--- WHAT YOU SHOULD DO ---
Copy the data that follows, character for character, minus the pictures.

--------------------------------

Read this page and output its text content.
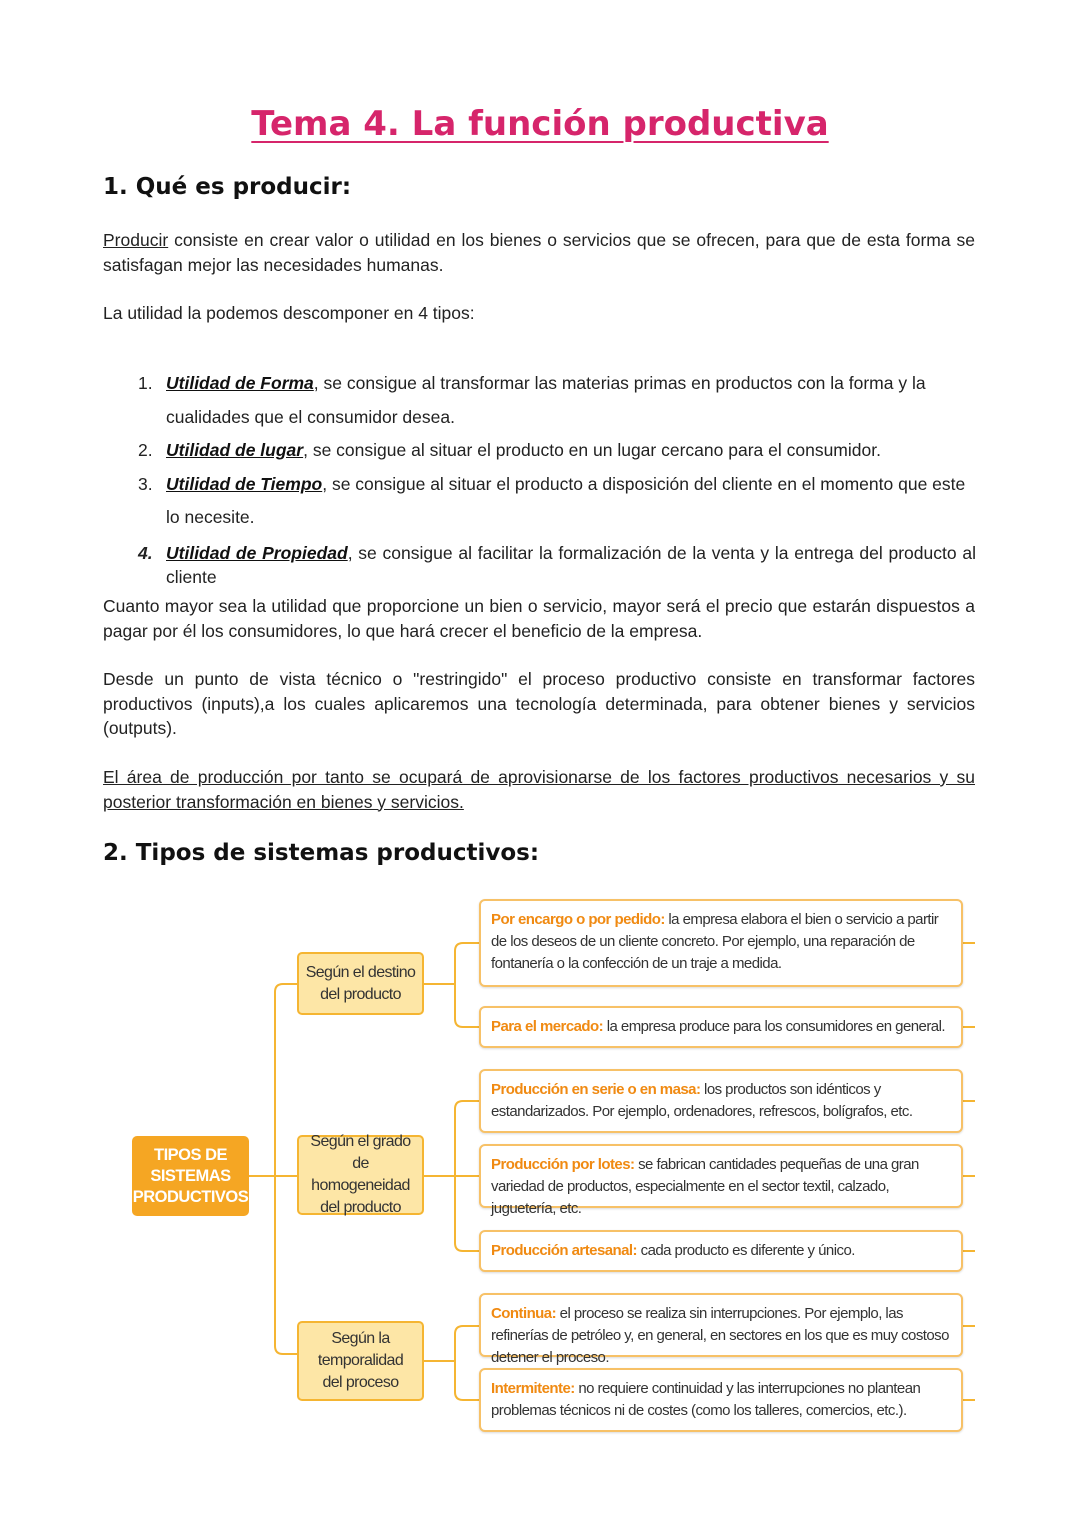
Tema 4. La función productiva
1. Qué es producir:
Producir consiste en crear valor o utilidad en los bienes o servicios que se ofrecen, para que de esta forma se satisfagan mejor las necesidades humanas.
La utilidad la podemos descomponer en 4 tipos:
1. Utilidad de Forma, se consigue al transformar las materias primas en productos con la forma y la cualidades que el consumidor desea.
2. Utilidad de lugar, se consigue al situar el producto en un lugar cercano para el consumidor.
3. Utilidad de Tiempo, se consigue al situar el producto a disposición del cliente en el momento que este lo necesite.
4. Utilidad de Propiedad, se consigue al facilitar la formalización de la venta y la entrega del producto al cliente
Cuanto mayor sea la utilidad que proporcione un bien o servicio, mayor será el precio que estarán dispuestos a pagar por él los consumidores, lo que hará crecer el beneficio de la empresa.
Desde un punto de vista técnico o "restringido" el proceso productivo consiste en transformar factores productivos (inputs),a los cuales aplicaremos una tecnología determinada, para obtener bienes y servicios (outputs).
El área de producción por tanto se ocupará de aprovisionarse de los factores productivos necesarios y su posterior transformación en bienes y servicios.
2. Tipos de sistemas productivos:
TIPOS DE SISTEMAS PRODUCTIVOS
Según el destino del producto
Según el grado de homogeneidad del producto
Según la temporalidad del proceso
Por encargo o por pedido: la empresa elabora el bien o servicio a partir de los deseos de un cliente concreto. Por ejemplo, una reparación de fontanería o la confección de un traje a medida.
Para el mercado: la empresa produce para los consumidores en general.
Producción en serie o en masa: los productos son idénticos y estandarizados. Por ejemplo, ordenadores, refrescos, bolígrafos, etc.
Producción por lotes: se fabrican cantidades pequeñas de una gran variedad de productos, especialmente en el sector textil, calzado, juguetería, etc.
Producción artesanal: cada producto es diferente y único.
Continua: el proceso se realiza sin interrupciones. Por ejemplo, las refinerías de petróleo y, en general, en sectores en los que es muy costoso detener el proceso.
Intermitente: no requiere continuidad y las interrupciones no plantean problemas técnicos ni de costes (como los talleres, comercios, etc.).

--------------------------------

--- ANSWER FOR THIS EXERCISE ---
Read this page and output its text content.
Tema 4. La función productiva
1. Qué es producir:
Producir consiste en crear valor o utilidad en los bienes o servicios que se ofrecen, para que de esta forma se satisfagan mejor las necesidades humanas.
La utilidad la podemos descomponer en 4 tipos:
1. Utilidad de Forma, se consigue al transformar las materias primas en productos con la forma y la cualidades que el consumidor desea.
2. Utilidad de lugar, se consigue al situar el producto en un lugar cercano para el consumidor.
3. Utilidad de Tiempo, se consigue al situar el producto a disposición del cliente en el momento que este lo necesite.
4. Utilidad de Propiedad, se consigue al facilitar la formalización de la venta y la entrega del producto al cliente
Cuanto mayor sea la utilidad que proporcione un bien o servicio, mayor será el precio que estarán dispuestos a pagar por él los consumidores, lo que hará crecer el beneficio de la empresa.
Desde un punto de vista técnico o "restringido" el proceso productivo consiste en transformar factores productivos (inputs),a los cuales aplicaremos una tecnología determinada, para obtener bienes y servicios (outputs).
El área de producción por tanto se ocupará de aprovisionarse de los factores productivos necesarios y su posterior transformación en bienes y servicios.
2. Tipos de sistemas productivos:
TIPOS DE SISTEMAS PRODUCTIVOS
Según el destino del producto
Según el grado de homogeneidad del producto
Según la temporalidad del proceso
Por encargo o por pedido: la empresa elabora el bien o servicio a partir de los deseos de un cliente concreto. Por ejemplo, una reparación de fontanería o la confección de un traje a medida.
Para el mercado: la empresa produce para los consumidores en general.
Producción en serie o en masa: los productos son idénticos y estandarizados. Por ejemplo, ordenadores, refrescos, bolígrafos, etc.
Producción por lotes: se fabrican cantidades pequeñas de una gran variedad de productos, especialmente en el sector textil, calzado, juguetería, etc.
Producción artesanal: cada producto es diferente y único.
Continua: el proceso se realiza sin interrupciones. Por ejemplo, las refinerías de petróleo y, en general, en sectores en los que es muy costoso detener el proceso.
Intermitente: no requiere continuidad y las interrupciones no plantean problemas técnicos ni de costes (como los talleres, comercios, etc.).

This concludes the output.